GIVEN INFORMATION —
---+---

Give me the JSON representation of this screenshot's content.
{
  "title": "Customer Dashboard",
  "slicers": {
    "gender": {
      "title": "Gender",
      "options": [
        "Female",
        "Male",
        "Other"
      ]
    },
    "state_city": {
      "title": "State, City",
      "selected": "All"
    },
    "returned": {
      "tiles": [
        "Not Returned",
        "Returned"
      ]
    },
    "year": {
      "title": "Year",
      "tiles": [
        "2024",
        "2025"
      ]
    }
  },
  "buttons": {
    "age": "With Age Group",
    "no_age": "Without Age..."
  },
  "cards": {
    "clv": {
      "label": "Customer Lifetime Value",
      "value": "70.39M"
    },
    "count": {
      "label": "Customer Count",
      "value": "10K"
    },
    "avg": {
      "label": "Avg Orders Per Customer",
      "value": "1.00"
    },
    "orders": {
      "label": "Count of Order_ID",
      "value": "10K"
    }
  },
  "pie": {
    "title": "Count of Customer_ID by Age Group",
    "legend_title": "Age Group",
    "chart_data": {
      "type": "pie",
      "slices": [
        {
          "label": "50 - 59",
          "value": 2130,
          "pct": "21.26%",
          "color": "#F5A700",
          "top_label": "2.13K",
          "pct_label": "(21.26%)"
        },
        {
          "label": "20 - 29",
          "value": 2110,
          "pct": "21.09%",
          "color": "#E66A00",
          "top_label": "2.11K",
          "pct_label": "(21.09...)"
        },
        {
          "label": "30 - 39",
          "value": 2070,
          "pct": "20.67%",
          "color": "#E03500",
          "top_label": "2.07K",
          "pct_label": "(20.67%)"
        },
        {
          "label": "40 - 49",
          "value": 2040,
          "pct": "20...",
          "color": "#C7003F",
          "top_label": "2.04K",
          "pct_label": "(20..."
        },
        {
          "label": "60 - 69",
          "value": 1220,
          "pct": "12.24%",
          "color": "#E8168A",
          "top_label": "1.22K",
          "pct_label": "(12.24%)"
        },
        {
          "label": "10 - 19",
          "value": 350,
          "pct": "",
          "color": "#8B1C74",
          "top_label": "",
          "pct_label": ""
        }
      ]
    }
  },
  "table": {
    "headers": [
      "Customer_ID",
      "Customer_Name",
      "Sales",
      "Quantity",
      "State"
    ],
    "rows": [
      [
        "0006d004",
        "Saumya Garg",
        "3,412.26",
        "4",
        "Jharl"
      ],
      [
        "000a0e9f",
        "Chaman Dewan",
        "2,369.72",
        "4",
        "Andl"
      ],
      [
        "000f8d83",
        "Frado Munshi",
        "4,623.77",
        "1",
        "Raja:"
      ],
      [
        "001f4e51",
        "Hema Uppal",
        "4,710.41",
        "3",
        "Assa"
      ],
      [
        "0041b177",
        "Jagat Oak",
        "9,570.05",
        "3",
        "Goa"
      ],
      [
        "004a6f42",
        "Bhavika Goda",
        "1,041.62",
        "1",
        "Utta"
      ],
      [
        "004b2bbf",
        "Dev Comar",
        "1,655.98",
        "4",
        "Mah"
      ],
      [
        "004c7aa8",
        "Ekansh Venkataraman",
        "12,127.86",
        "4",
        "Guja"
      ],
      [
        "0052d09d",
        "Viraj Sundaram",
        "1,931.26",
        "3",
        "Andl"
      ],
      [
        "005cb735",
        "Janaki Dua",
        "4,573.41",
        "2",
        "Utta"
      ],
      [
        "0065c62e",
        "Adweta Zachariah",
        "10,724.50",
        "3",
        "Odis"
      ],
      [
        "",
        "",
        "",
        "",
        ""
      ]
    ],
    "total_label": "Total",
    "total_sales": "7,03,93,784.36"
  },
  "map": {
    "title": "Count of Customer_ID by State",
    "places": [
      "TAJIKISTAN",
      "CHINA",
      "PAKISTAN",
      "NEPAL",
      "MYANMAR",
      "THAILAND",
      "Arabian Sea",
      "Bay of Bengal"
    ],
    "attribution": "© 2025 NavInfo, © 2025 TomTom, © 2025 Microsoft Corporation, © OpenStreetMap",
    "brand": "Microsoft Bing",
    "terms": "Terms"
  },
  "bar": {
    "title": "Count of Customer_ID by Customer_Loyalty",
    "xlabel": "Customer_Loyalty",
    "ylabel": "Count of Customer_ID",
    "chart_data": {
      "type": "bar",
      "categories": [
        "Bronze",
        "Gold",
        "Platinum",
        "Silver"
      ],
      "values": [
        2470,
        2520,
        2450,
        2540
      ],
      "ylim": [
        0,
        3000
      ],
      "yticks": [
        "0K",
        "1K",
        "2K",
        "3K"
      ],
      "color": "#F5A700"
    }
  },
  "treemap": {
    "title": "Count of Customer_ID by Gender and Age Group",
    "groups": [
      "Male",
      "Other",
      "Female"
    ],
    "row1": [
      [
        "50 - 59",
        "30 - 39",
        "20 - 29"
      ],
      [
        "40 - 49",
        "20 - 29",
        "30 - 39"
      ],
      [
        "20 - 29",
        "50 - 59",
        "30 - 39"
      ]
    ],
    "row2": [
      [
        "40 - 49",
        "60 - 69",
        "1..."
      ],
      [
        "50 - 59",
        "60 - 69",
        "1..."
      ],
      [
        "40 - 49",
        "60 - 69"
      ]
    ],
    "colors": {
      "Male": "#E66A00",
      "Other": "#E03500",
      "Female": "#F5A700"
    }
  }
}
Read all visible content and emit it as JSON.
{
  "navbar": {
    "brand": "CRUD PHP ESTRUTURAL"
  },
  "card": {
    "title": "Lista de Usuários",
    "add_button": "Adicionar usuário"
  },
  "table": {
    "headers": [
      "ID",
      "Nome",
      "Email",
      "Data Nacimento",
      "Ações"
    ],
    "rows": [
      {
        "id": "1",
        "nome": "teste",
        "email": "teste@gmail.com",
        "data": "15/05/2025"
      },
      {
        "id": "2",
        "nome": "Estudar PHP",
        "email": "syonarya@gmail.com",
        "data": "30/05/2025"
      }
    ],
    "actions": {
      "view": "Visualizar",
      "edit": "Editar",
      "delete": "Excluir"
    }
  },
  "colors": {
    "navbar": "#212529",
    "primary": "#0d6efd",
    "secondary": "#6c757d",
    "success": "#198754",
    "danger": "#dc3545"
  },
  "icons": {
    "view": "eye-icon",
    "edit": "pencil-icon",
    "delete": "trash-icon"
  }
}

---+---

EXERCISE TASK — Reproduce the complete data exactly as presented above.

COMPLETE RESPONSE —
Give me the JSON representation of this screenshot's content.
{
  "title": "Customer Dashboard",
  "slicers": {
    "gender": {
      "title": "Gender",
      "options": [
        "Female",
        "Male",
        "Other"
      ]
    },
    "state_city": {
      "title": "State, City",
      "selected": "All"
    },
    "returned": {
      "tiles": [
        "Not Returned",
        "Returned"
      ]
    },
    "year": {
      "title": "Year",
      "tiles": [
        "2024",
        "2025"
      ]
    }
  },
  "buttons": {
    "age": "With Age Group",
    "no_age": "Without Age..."
  },
  "cards": {
    "clv": {
      "label": "Customer Lifetime Value",
      "value": "70.39M"
    },
    "count": {
      "label": "Customer Count",
      "value": "10K"
    },
    "avg": {
      "label": "Avg Orders Per Customer",
      "value": "1.00"
    },
    "orders": {
      "label": "Count of Order_ID",
      "value": "10K"
    }
  },
  "pie": {
    "title": "Count of Customer_ID by Age Group",
    "legend_title": "Age Group",
    "chart_data": {
      "type": "pie",
      "slices": [
        {
          "label": "50 - 59",
          "value": 2130,
          "pct": "21.26%",
          "color": "#F5A700",
          "top_label": "2.13K",
          "pct_label": "(21.26%)"
        },
        {
          "label": "20 - 29",
          "value": 2110,
          "pct": "21.09%",
          "color": "#E66A00",
          "top_label": "2.11K",
          "pct_label": "(21.09...)"
        },
        {
          "label": "30 - 39",
          "value": 2070,
          "pct": "20.67%",
          "color": "#E03500",
          "top_label": "2.07K",
          "pct_label": "(20.67%)"
        },
        {
          "label": "40 - 49",
          "value": 2040,
          "pct": "20...",
          "color": "#C7003F",
          "top_label": "2.04K",
          "pct_label": "(20..."
        },
        {
          "label": "60 - 69",
          "value": 1220,
          "pct": "12.24%",
          "color": "#E8168A",
          "top_label": "1.22K",
          "pct_label": "(12.24%)"
        },
        {
          "label": "10 - 19",
          "value": 350,
          "pct": "",
          "color": "#8B1C74",
          "top_label": "",
          "pct_label": ""
        }
      ]
    }
  },
  "table": {
    "headers": [
      "Customer_ID",
      "Customer_Name",
      "Sales",
      "Quantity",
      "State"
    ],
    "rows": [
      [
        "0006d004",
        "Saumya Garg",
        "3,412.26",
        "4",
        "Jharl"
      ],
      [
        "000a0e9f",
        "Chaman Dewan",
        "2,369.72",
        "4",
        "Andl"
      ],
      [
        "000f8d83",
        "Frado Munshi",
        "4,623.77",
        "1",
        "Raja:"
      ],
      [
        "001f4e51",
        "Hema Uppal",
        "4,710.41",
        "3",
        "Assa"
      ],
      [
        "0041b177",
        "Jagat Oak",
        "9,570.05",
        "3",
        "Goa"
      ],
      [
        "004a6f42",
        "Bhavika Goda",
        "1,041.62",
        "1",
        "Utta"
      ],
      [
        "004b2bbf",
        "Dev Comar",
        "1,655.98",
        "4",
        "Mah"
      ],
      [
        "004c7aa8",
        "Ekansh Venkataraman",
        "12,127.86",
        "4",
        "Guja"
      ],
      [
        "0052d09d",
        "Viraj Sundaram",
        "1,931.26",
        "3",
        "Andl"
      ],
      [
        "005cb735",
        "Janaki Dua",
        "4,573.41",
        "2",
        "Utta"
      ],
      [
        "0065c62e",
        "Adweta Zachariah",
        "10,724.50",
        "3",
        "Odis"
      ],
      [
        "",
        "",
        "",
        "",
        ""
      ]
    ],
    "total_label": "Total",
    "total_sales": "7,03,93,784.36"
  },
  "map": {
    "title": "Count of Customer_ID by State",
    "places": [
      "TAJIKISTAN",
      "CHINA",
      "PAKISTAN",
      "NEPAL",
      "MYANMAR",
      "THAILAND",
      "Arabian Sea",
      "Bay of Bengal"
    ],
    "attribution": "© 2025 NavInfo, © 2025 TomTom, © 2025 Microsoft Corporation, © OpenStreetMap",
    "brand": "Microsoft Bing",
    "terms": "Terms"
  },
  "bar": {
    "title": "Count of Customer_ID by Customer_Loyalty",
    "xlabel": "Customer_Loyalty",
    "ylabel": "Count of Customer_ID",
    "chart_data": {
      "type": "bar",
      "categories": [
        "Bronze",
        "Gold",
        "Platinum",
        "Silver"
      ],
      "values": [
        2470,
        2520,
        2450,
        2540
      ],
      "ylim": [
        0,
        3000
      ],
      "yticks": [
        "0K",
        "1K",
        "2K",
        "3K"
      ],
      "color": "#F5A700"
    }
  },
  "treemap": {
    "title": "Count of Customer_ID by Gender and Age Group",
    "groups": [
      "Male",
      "Other",
      "Female"
    ],
    "row1": [
      [
        "50 - 59",
        "30 - 39",
        "20 - 29"
      ],
      [
        "40 - 49",
        "20 - 29",
        "30 - 39"
      ],
      [
        "20 - 29",
        "50 - 59",
        "30 - 39"
      ]
    ],
    "row2": [
      [
        "40 - 49",
        "60 - 69",
        "1..."
      ],
      [
        "50 - 59",
        "60 - 69",
        "1..."
      ],
      [
        "40 - 49",
        "60 - 69"
      ]
    ],
    "colors": {
      "Male": "#E66A00",
      "Other": "#E03500",
      "Female": "#F5A700"
    }
  }
}
Read all visible content and emit it as JSON.
{
  "navbar": {
    "brand": "CRUD PHP ESTRUTURAL"
  },
  "card": {
    "title": "Lista de Usuários",
    "add_button": "Adicionar usuário"
  },
  "table": {
    "headers": [
      "ID",
      "Nome",
      "Email",
      "Data Nacimento",
      "Ações"
    ],
    "rows": [
      {
        "id": "1",
        "nome": "teste",
        "email": "teste@gmail.com",
        "data": "15/05/2025"
      },
      {
        "id": "2",
        "nome": "Estudar PHP",
        "email": "syonarya@gmail.com",
        "data": "30/05/2025"
      }
    ],
    "actions": {
      "view": "Visualizar",
      "edit": "Editar",
      "delete": "Excluir"
    }
  },
  "colors": {
    "navbar": "#212529",
    "primary": "#0d6efd",
    "secondary": "#6c757d",
    "success": "#198754",
    "danger": "#dc3545"
  },
  "icons": {
    "view": "eye-icon",
    "edit": "pencil-icon",
    "delete": "trash-icon"
  }
}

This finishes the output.